• Description of the task
Could you copy every line from the material below in which "container" appears?

• Task inputs
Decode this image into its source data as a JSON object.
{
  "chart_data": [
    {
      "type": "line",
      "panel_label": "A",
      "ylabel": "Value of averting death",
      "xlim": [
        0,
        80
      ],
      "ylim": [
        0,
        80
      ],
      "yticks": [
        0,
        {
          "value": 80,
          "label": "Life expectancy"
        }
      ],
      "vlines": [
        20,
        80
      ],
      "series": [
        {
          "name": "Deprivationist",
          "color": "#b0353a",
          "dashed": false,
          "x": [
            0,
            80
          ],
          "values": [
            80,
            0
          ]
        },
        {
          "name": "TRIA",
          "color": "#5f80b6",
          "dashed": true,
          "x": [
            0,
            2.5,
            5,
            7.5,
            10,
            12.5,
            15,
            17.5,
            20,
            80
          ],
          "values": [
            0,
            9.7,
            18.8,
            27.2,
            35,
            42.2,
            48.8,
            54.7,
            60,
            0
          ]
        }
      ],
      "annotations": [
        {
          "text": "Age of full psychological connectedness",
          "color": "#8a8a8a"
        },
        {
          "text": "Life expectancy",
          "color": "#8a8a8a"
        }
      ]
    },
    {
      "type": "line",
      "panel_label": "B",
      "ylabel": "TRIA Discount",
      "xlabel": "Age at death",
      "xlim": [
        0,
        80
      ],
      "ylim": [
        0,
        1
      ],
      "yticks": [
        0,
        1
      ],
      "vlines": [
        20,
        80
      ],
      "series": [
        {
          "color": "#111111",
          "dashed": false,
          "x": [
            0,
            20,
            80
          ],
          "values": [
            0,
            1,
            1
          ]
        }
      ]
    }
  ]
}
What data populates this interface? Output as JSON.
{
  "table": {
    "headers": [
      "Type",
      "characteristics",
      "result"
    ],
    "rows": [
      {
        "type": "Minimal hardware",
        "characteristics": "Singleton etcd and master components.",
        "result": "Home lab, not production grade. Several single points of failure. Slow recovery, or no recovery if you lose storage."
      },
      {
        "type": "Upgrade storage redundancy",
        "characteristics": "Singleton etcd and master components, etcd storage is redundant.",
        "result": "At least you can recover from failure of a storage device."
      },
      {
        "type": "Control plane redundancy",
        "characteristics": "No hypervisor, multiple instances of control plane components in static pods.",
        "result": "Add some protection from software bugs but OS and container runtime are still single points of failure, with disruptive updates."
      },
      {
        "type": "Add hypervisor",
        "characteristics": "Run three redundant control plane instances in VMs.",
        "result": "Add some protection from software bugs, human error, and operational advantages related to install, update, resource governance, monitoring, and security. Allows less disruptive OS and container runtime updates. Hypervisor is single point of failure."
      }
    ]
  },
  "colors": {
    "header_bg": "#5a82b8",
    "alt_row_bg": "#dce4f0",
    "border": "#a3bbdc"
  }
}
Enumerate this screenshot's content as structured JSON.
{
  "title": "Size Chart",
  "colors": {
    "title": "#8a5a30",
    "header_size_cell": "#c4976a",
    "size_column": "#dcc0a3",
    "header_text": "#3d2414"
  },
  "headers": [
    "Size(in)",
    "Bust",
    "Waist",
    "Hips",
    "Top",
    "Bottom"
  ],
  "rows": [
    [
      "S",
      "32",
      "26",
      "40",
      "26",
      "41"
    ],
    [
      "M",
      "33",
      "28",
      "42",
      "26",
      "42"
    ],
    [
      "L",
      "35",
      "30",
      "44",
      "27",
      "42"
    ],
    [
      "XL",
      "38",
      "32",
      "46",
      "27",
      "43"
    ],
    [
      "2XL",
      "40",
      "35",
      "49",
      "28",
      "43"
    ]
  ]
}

...

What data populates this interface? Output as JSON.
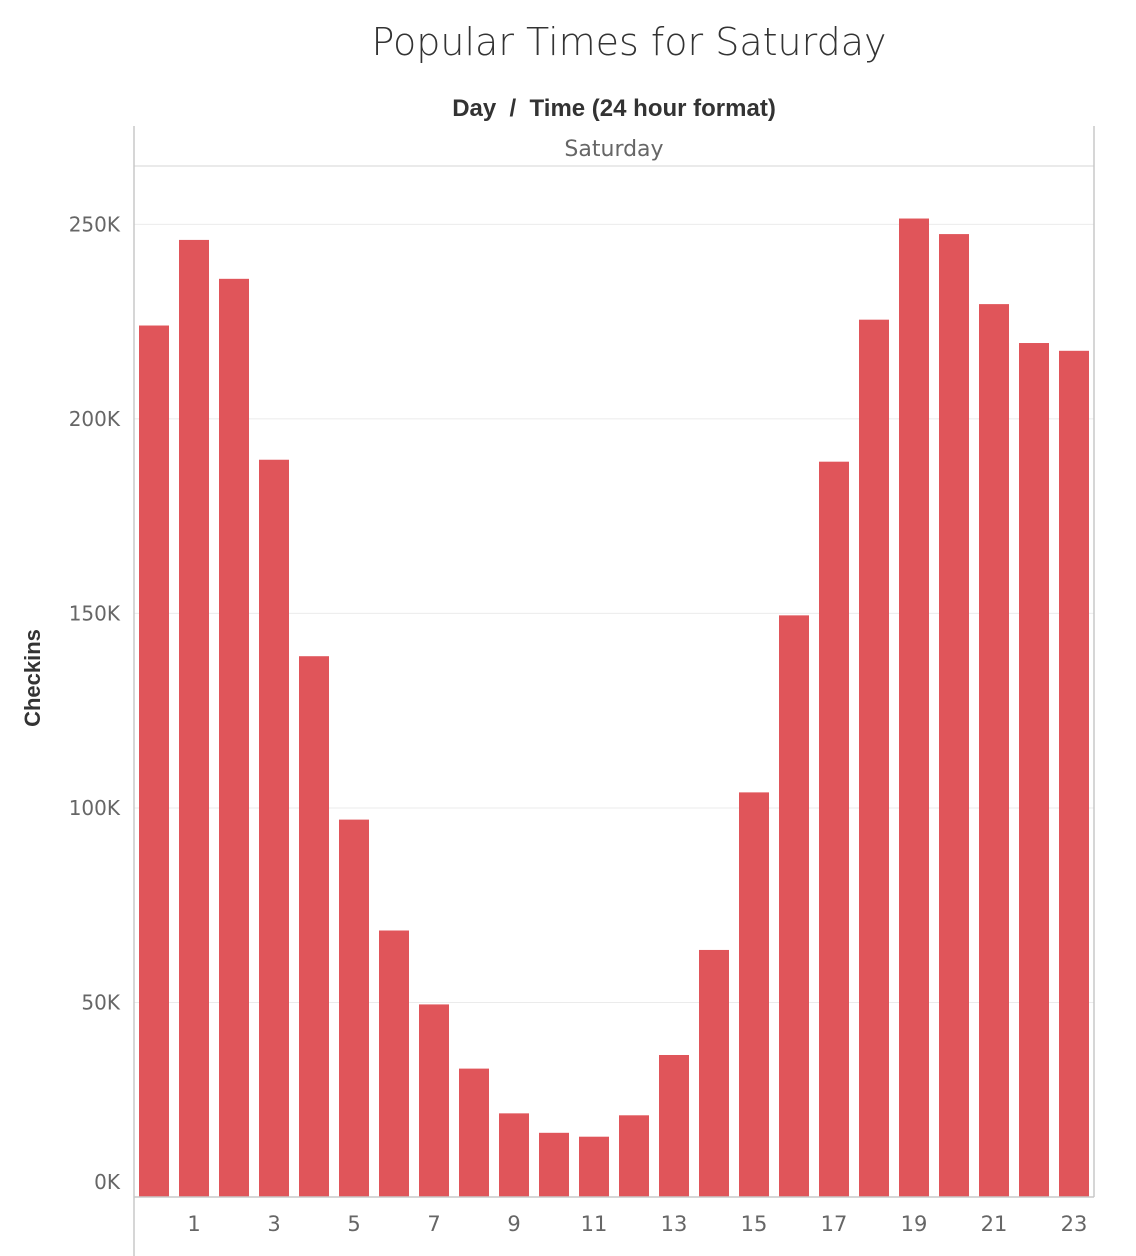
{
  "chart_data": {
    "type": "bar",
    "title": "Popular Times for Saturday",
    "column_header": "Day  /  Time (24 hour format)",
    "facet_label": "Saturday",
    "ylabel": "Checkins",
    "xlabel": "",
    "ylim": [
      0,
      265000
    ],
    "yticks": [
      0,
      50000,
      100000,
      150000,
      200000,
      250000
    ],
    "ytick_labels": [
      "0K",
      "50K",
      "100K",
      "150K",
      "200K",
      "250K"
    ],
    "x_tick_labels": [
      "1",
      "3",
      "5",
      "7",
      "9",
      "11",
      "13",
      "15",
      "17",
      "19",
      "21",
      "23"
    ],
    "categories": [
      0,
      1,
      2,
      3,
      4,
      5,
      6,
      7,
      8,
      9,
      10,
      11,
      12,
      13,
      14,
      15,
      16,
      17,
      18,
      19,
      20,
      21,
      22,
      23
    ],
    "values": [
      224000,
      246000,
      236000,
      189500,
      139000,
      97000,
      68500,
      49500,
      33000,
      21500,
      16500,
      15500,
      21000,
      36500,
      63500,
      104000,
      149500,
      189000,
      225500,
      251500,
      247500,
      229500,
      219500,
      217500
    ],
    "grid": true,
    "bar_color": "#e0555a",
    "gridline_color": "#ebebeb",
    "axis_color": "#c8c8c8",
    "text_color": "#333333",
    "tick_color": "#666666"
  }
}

* * *

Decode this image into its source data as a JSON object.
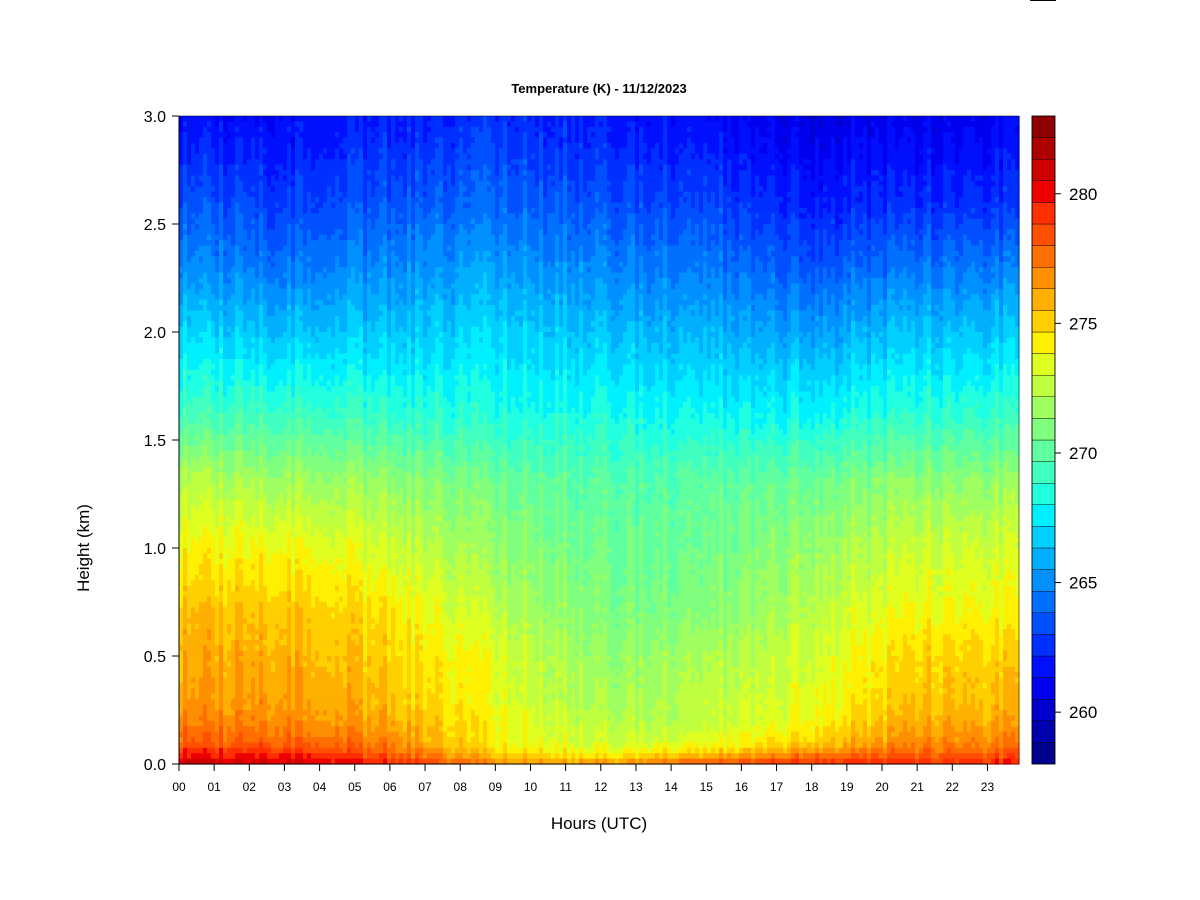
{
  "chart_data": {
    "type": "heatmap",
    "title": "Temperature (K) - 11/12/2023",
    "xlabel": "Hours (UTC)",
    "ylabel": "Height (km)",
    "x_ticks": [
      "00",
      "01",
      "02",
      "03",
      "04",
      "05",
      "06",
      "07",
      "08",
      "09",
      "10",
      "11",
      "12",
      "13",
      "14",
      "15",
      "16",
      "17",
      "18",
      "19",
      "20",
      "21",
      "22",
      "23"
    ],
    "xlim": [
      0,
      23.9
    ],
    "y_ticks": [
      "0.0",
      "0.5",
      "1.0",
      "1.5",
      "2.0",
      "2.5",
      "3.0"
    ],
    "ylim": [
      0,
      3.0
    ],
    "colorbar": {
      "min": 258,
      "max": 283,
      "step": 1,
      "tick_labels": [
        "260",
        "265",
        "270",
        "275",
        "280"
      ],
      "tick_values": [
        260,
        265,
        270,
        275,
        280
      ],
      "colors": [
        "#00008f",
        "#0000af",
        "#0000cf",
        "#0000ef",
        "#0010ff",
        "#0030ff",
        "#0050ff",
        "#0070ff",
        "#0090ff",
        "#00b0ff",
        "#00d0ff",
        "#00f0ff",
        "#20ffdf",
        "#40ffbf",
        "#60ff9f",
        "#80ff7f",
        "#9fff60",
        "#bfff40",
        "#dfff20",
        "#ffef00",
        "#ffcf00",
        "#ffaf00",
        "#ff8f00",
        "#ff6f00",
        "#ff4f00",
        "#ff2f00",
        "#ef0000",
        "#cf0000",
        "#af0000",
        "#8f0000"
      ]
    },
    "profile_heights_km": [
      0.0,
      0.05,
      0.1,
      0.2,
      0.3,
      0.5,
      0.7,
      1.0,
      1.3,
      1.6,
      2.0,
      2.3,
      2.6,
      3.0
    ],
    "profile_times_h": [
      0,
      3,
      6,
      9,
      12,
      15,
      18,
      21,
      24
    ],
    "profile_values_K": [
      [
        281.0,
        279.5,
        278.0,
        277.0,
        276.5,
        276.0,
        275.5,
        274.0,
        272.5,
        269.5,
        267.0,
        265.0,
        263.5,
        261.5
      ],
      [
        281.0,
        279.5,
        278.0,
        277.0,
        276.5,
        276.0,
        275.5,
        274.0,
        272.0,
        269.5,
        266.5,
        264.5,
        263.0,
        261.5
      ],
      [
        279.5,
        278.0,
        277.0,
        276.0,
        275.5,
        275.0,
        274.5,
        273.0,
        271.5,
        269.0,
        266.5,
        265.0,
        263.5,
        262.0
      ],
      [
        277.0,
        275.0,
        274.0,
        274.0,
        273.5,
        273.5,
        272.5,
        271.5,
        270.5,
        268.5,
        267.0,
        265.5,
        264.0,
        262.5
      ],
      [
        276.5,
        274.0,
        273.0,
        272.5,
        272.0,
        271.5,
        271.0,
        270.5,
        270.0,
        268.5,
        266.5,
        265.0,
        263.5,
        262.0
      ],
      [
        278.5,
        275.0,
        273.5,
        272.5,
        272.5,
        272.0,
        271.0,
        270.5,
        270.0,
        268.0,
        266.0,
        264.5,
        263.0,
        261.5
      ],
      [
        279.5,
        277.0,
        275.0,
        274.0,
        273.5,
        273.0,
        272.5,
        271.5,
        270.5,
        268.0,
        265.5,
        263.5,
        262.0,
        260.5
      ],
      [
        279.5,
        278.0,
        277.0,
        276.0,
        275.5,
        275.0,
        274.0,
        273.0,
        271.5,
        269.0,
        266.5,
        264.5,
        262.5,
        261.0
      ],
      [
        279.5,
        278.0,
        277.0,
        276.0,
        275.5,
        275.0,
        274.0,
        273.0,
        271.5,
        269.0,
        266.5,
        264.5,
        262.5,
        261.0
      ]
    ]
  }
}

• Full solution
        "result": "Add some protection from software bugs but OS and container runtime are still single points of failure, with disruptive updates."
        "result": "Add some protection from software bugs, human error, and operational advantages related to install, update, resource governance, monitoring, and security. Allows less disruptive OS and container runtime updates. Hypervisor is single point of failure."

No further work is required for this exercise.